** START OF AVAILABLE DATA **

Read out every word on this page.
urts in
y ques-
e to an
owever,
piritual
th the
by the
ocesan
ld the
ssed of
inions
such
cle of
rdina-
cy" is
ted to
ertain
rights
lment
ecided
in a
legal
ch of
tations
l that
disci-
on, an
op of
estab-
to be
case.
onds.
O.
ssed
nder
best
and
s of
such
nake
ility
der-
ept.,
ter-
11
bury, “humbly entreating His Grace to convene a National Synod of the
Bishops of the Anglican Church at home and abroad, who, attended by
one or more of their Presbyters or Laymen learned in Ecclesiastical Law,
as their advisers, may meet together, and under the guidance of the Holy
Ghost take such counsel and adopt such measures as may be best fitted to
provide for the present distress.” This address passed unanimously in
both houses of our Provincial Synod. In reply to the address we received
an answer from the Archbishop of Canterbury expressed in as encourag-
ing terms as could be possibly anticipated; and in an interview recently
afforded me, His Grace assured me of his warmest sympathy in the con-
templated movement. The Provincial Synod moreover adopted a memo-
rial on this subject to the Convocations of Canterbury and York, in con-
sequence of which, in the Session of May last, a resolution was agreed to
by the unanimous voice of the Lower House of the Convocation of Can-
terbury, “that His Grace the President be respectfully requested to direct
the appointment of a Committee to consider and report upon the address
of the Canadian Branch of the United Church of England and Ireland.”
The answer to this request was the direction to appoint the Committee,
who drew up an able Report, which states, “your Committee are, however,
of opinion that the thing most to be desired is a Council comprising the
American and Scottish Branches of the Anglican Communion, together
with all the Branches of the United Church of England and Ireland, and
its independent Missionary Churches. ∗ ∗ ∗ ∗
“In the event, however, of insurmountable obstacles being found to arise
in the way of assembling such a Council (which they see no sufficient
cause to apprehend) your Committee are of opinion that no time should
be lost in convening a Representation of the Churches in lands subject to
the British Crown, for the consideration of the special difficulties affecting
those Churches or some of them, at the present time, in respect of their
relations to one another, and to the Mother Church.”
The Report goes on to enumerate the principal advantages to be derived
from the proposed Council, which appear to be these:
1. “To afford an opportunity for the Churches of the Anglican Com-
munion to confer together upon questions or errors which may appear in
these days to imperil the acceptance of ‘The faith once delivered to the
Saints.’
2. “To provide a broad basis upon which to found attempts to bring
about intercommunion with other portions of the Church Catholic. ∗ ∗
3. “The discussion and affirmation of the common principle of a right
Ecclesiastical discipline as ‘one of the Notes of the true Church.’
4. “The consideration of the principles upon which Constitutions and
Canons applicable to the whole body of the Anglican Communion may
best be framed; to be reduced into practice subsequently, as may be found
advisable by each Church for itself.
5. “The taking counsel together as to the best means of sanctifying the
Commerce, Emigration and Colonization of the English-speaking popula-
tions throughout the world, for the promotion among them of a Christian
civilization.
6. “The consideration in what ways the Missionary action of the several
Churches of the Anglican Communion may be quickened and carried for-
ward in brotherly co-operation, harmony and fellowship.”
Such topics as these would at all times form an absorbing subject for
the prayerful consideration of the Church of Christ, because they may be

** END OF AVAILABLE DATA **
** START OF AVAILABLE DATA **

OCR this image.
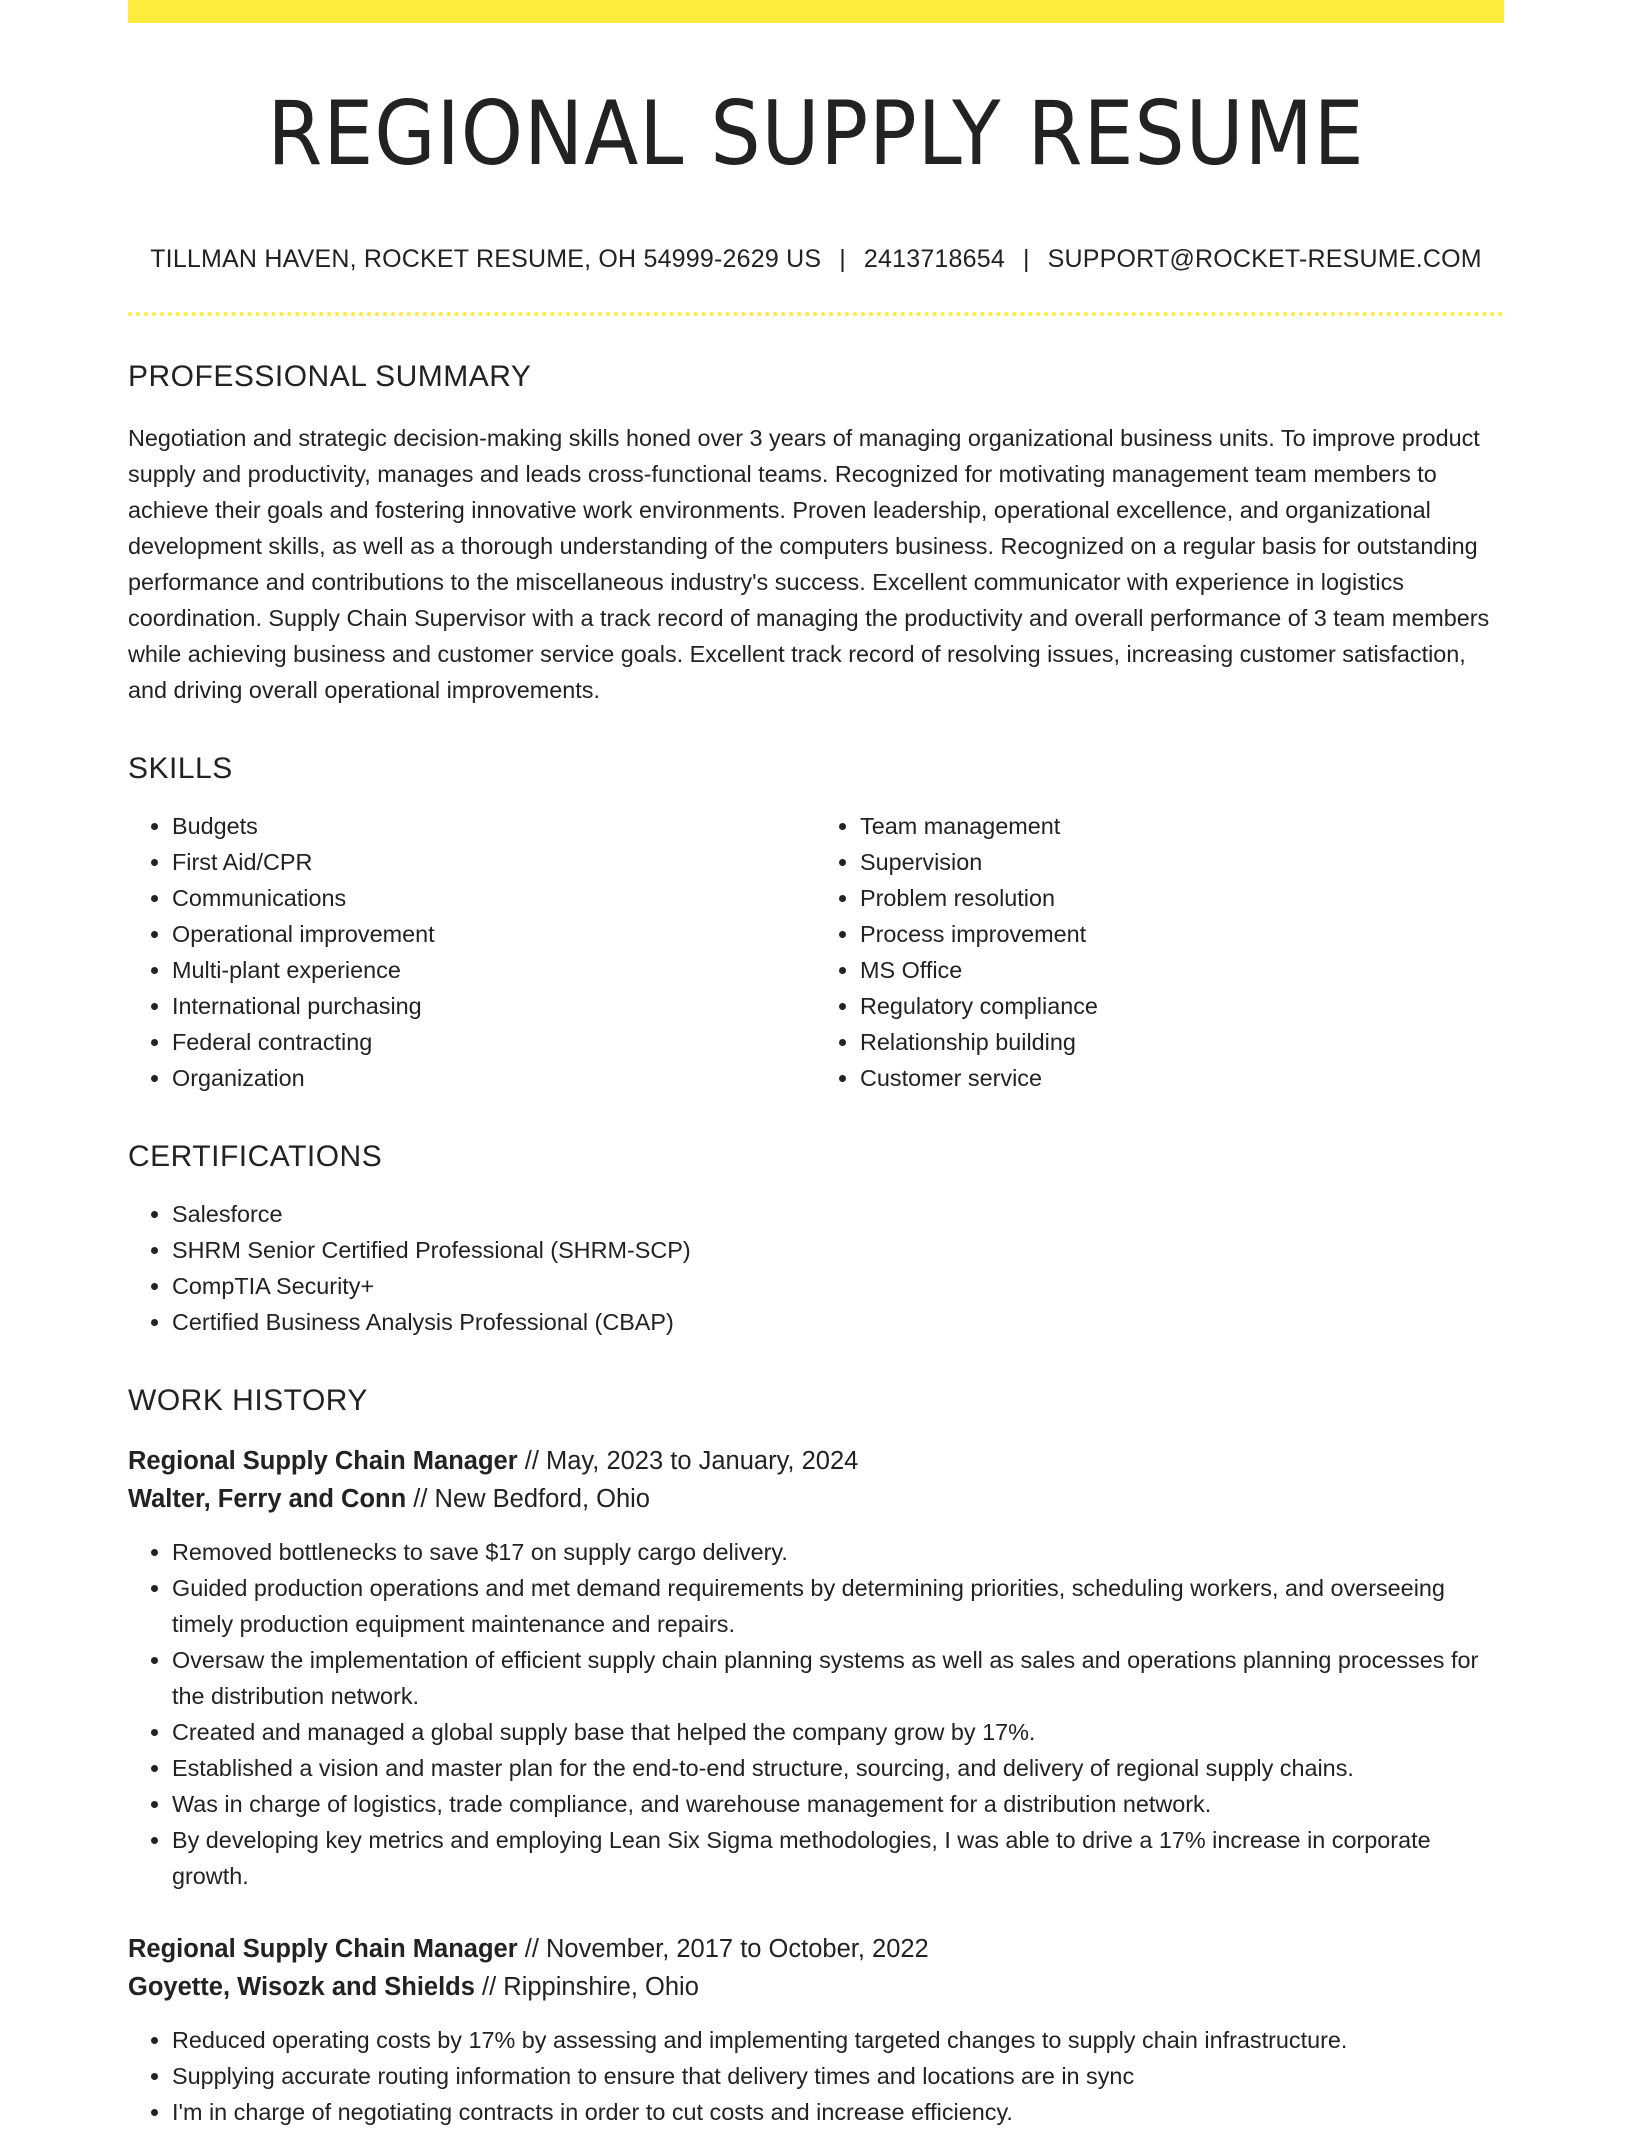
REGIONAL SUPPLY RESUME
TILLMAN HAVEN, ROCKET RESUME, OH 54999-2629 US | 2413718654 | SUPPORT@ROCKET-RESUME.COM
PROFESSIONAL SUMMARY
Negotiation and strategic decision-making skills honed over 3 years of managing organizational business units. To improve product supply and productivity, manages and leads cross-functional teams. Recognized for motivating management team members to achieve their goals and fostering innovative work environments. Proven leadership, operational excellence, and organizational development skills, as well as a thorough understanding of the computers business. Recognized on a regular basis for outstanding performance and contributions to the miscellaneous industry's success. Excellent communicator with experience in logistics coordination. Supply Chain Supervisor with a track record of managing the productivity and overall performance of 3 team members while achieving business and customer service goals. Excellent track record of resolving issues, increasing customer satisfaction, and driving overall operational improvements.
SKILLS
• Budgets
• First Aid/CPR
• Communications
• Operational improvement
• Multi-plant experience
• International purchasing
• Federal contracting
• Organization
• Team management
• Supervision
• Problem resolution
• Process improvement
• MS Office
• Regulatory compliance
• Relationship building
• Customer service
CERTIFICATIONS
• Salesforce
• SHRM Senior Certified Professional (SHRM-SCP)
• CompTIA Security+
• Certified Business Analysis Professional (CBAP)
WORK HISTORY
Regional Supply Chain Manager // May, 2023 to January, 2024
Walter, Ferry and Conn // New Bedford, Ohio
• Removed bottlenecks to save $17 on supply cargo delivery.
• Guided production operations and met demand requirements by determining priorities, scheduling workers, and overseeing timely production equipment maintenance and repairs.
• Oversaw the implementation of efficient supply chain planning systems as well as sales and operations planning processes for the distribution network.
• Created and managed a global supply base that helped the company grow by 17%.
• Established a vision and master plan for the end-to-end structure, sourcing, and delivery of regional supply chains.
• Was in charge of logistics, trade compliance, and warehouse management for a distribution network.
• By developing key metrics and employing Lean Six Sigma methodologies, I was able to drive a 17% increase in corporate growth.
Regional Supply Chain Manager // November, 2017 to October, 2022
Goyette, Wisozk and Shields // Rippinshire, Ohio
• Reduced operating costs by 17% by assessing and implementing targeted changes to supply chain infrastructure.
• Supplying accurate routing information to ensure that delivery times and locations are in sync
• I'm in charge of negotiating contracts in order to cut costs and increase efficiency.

** END OF AVAILABLE DATA **
** START OF AVAILABLE DATA **

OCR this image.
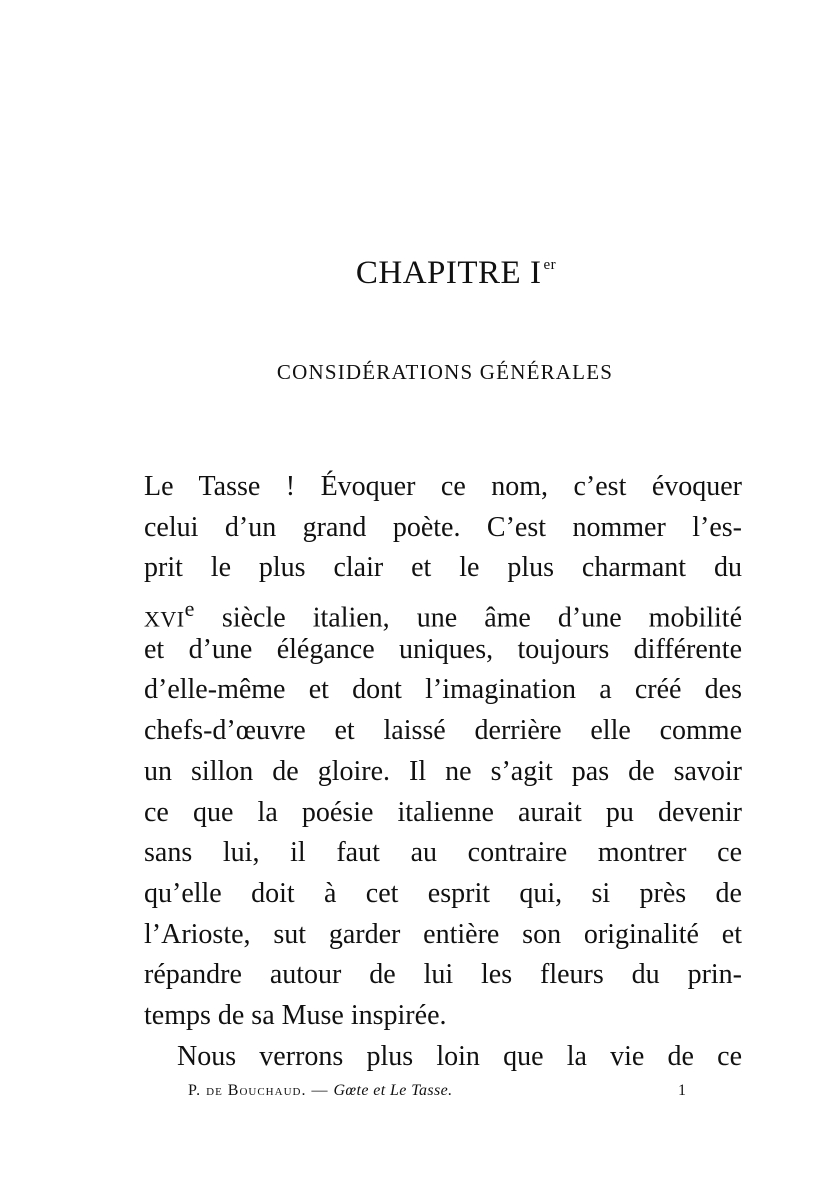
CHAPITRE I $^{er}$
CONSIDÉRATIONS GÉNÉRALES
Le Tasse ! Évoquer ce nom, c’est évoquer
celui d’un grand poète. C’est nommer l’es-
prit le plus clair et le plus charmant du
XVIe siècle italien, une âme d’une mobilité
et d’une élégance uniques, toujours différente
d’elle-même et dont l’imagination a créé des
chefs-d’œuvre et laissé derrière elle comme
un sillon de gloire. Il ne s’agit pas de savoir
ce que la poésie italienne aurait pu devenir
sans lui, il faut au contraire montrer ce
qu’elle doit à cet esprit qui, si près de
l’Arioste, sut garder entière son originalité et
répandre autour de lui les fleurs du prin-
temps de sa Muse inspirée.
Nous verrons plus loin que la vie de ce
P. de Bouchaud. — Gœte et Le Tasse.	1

** END OF AVAILABLE DATA **

EXERCISE DETAILS: Copy each line from the records above that includes the string "Manager".

ANSWER TO THE PROBLEM:
Regional Supply Chain Manager // May, 2023 to January, 2024
Regional Supply Chain Manager // November, 2017 to October, 2022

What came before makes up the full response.